_TASK DESCRIPTION:_ Make an exact copy of the records, with the pictures left out.

Stored records
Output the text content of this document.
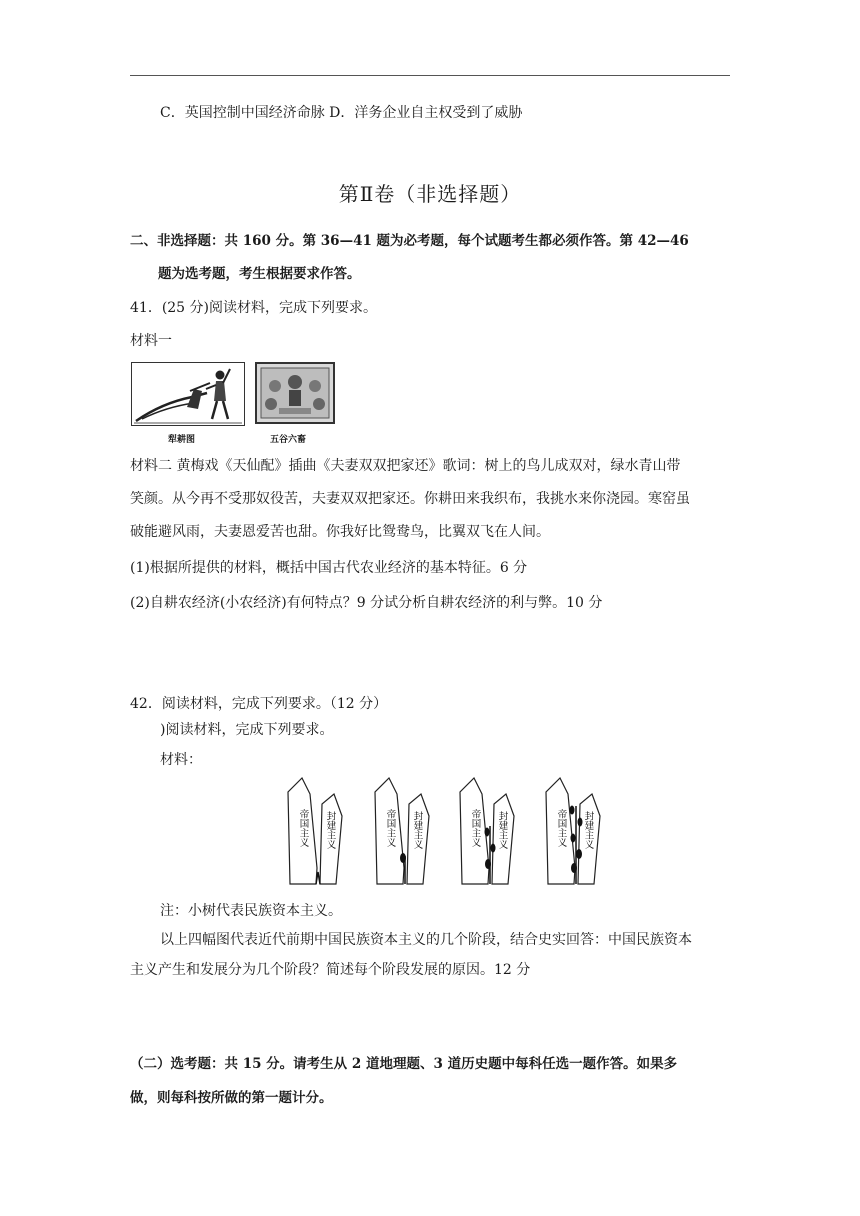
C．英国控制中国经济命脉 D．洋务企业自主权受到了威胁
第Ⅱ卷（非选择题）
二、非选择题：共 160 分。第 36—41 题为必考题，每个试题考生都必须作答。第 42—46
题为选考题，考生根据要求作答。
41．(25 分)阅读材料，完成下列要求。
材料一
犁耕图	五谷六畜
材料二 黄梅戏《天仙配》插曲《夫妻双双把家还》歌词：树上的鸟儿成双对，绿水青山带
笑颜。从今再不受那奴役苦，夫妻双双把家还。你耕田来我织布，我挑水来你浇园。寒窑虽
破能避风雨，夫妻恩爱苦也甜。你我好比鸳鸯鸟，比翼双飞在人间。
(1)根据所提供的材料，概括中国古代农业经济的基本特征。6 分
(2)自耕农经济(小农经济)有何特点？9 分试分析自耕农经济的利与弊。10 分
42．阅读材料，完成下列要求。（12 分）
)阅读材料，完成下列要求。
材料：
帝国主义 封建主义	帝国主义 封建主义	帝国主义 封建主义	帝国主义 封建主义
注：小树代表民族资本主义。
以上四幅图代表近代前期中国民族资本主义的几个阶段，结合史实回答：中国民族资本
主义产生和发展分为几个阶段？简述每个阶段发展的原因。12 分
（二）选考题：共 15 分。请考生从 2 道地理题、3 道历史题中每科任选一题作答。如果多
做，则每科按所做的第一题计分。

_FULL RESPONSE:_
Output the text content of this document.
C．英国控制中国经济命脉 D．洋务企业自主权受到了威胁
第Ⅱ卷（非选择题）
二、非选择题：共 160 分。第 36—41 题为必考题，每个试题考生都必须作答。第 42—46
题为选考题，考生根据要求作答。
41．(25 分)阅读材料，完成下列要求。
材料一
犁耕图	五谷六畜
材料二 黄梅戏《天仙配》插曲《夫妻双双把家还》歌词：树上的鸟儿成双对，绿水青山带
笑颜。从今再不受那奴役苦，夫妻双双把家还。你耕田来我织布，我挑水来你浇园。寒窑虽
破能避风雨，夫妻恩爱苦也甜。你我好比鸳鸯鸟，比翼双飞在人间。
(1)根据所提供的材料，概括中国古代农业经济的基本特征。6 分
(2)自耕农经济(小农经济)有何特点？9 分试分析自耕农经济的利与弊。10 分
42．阅读材料，完成下列要求。（12 分）
)阅读材料，完成下列要求。
材料：
帝国主义 封建主义	帝国主义 封建主义	帝国主义 封建主义	帝国主义 封建主义
注：小树代表民族资本主义。
以上四幅图代表近代前期中国民族资本主义的几个阶段，结合史实回答：中国民族资本
主义产生和发展分为几个阶段？简述每个阶段发展的原因。12 分
（二）选考题：共 15 分。请考生从 2 道地理题、3 道历史题中每科任选一题作答。如果多
做，则每科按所做的第一题计分。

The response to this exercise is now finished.